--- START OF Given records ---

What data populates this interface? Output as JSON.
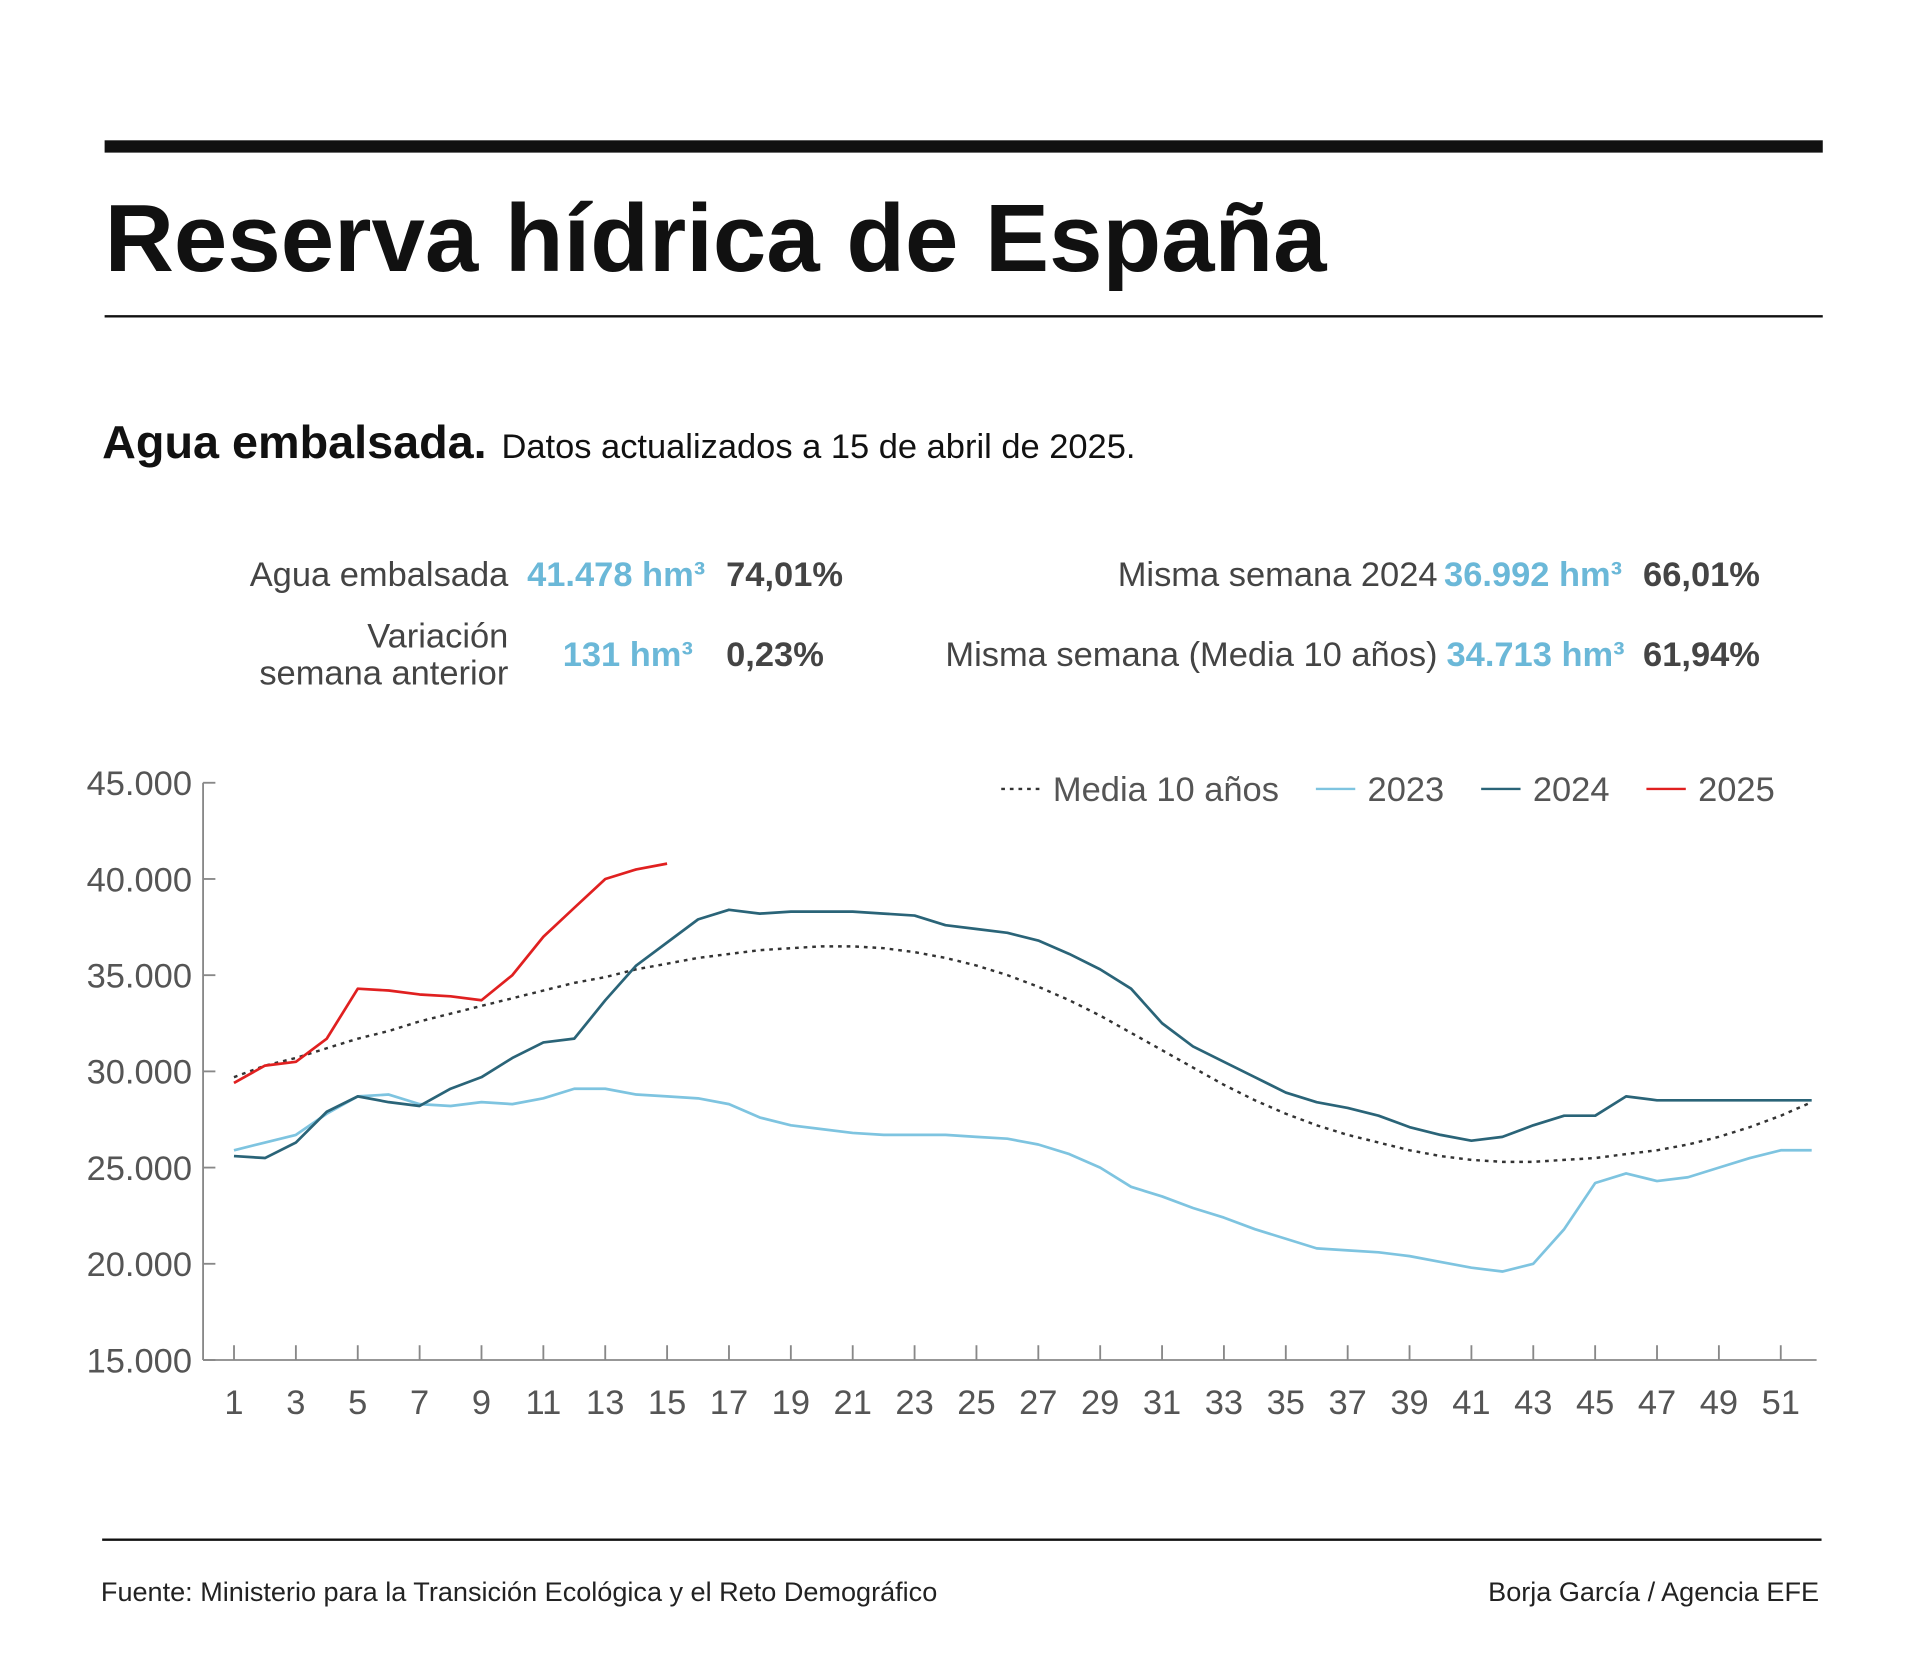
{
  "header": {
    "title": "Reserva hídrica de España",
    "subtitle_bold": "Agua embalsada.",
    "subtitle": "Datos actualizados a 15 de abril de 2025."
  },
  "stats": [
    {
      "label": [
        "Agua embalsada"
      ],
      "volume": "41.478 hm³",
      "percent": "74,01%"
    },
    {
      "label": [
        "Variación",
        "semana anterior"
      ],
      "volume": "131 hm³",
      "percent": "0,23%"
    },
    {
      "label": [
        "Misma semana 2024"
      ],
      "volume": "36.992 hm³",
      "percent": "66,01%"
    },
    {
      "label": [
        "Misma semana (Media 10 años)"
      ],
      "volume": "34.713 hm³",
      "percent": "61,94%"
    }
  ],
  "chart_data": {
    "type": "line",
    "legend": "top-right",
    "x": [
      1,
      2,
      3,
      4,
      5,
      6,
      7,
      8,
      9,
      10,
      11,
      12,
      13,
      14,
      15,
      16,
      17,
      18,
      19,
      20,
      21,
      22,
      23,
      24,
      25,
      26,
      27,
      28,
      29,
      30,
      31,
      32,
      33,
      34,
      35,
      36,
      37,
      38,
      39,
      40,
      41,
      42,
      43,
      44,
      45,
      46,
      47,
      48,
      49,
      50,
      51,
      52
    ],
    "series": [
      {
        "name": "Media 10 años",
        "color": "#333333",
        "dashed": true,
        "values": [
          29700,
          30300,
          30700,
          31200,
          31700,
          32100,
          32600,
          33000,
          33400,
          33800,
          34200,
          34600,
          34900,
          35300,
          35600,
          35900,
          36100,
          36300,
          36400,
          36500,
          36500,
          36400,
          36200,
          35900,
          35500,
          35000,
          34400,
          33700,
          32900,
          32000,
          31100,
          30200,
          29300,
          28500,
          27800,
          27200,
          26700,
          26300,
          25900,
          25600,
          25400,
          25300,
          25300,
          25400,
          25500,
          25700,
          25900,
          26200,
          26600,
          27100,
          27700,
          28400
        ]
      },
      {
        "name": "2023",
        "color": "#7ec4e0",
        "values": [
          25900,
          26300,
          26700,
          27800,
          28700,
          28800,
          28300,
          28200,
          28400,
          28300,
          28600,
          29100,
          29100,
          28800,
          28700,
          28600,
          28300,
          27600,
          27200,
          27000,
          26800,
          26700,
          26700,
          26700,
          26600,
          26500,
          26200,
          25700,
          25000,
          24000,
          23500,
          22900,
          22400,
          21800,
          21300,
          20800,
          20700,
          20600,
          20400,
          20100,
          19800,
          19600,
          20000,
          21800,
          24200,
          24700,
          24300,
          24500,
          25000,
          25500,
          25900,
          25900
        ]
      },
      {
        "name": "2024",
        "color": "#2a6478",
        "values": [
          25600,
          25500,
          26300,
          27900,
          28700,
          28400,
          28200,
          29100,
          29700,
          30700,
          31500,
          31700,
          33700,
          35500,
          36700,
          37900,
          38400,
          38200,
          38300,
          38300,
          38300,
          38200,
          38100,
          37600,
          37400,
          37200,
          36800,
          36100,
          35300,
          34300,
          32500,
          31300,
          30500,
          29700,
          28900,
          28400,
          28100,
          27700,
          27100,
          26700,
          26400,
          26600,
          27200,
          27700,
          27700,
          28700,
          28500,
          28500,
          28500,
          28500,
          28500,
          28500
        ]
      },
      {
        "name": "2025",
        "color": "#e02020",
        "values": [
          29400,
          30300,
          30500,
          31700,
          34300,
          34200,
          34000,
          33900,
          33700,
          35000,
          37000,
          38500,
          40000,
          40500,
          40800,
          null,
          null,
          null,
          null,
          null,
          null,
          null,
          null,
          null,
          null,
          null,
          null,
          null,
          null,
          null,
          null,
          null,
          null,
          null,
          null,
          null,
          null,
          null,
          null,
          null,
          null,
          null,
          null,
          null,
          null,
          null,
          null,
          null,
          null,
          null,
          null,
          null
        ]
      }
    ],
    "xlim": [
      0,
      52
    ],
    "xticks": [
      1,
      3,
      5,
      7,
      9,
      11,
      13,
      15,
      17,
      19,
      21,
      23,
      25,
      27,
      29,
      31,
      33,
      35,
      37,
      39,
      41,
      43,
      45,
      47,
      49,
      51
    ],
    "ylim": [
      15000,
      45000
    ],
    "yticks": [
      {
        "value": 15000,
        "label": "15.000"
      },
      {
        "value": 20000,
        "label": "20.000"
      },
      {
        "value": 25000,
        "label": "25.000"
      },
      {
        "value": 30000,
        "label": "30.000"
      },
      {
        "value": 35000,
        "label": "35.000"
      },
      {
        "value": 40000,
        "label": "40.000"
      },
      {
        "value": 45000,
        "label": "45.000"
      }
    ]
  },
  "footer": {
    "source": "Fuente: Ministerio para la Transición Ecológica y el Reto Demográfico",
    "credit": "Borja García / Agencia EFE"
  }
}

--- END OF Given records ---

» What is expected
From the records above, copy every line that holds the word "Agua".

» Final result
    "subtitle_bold": "Agua embalsada.",
        "Agua embalsada"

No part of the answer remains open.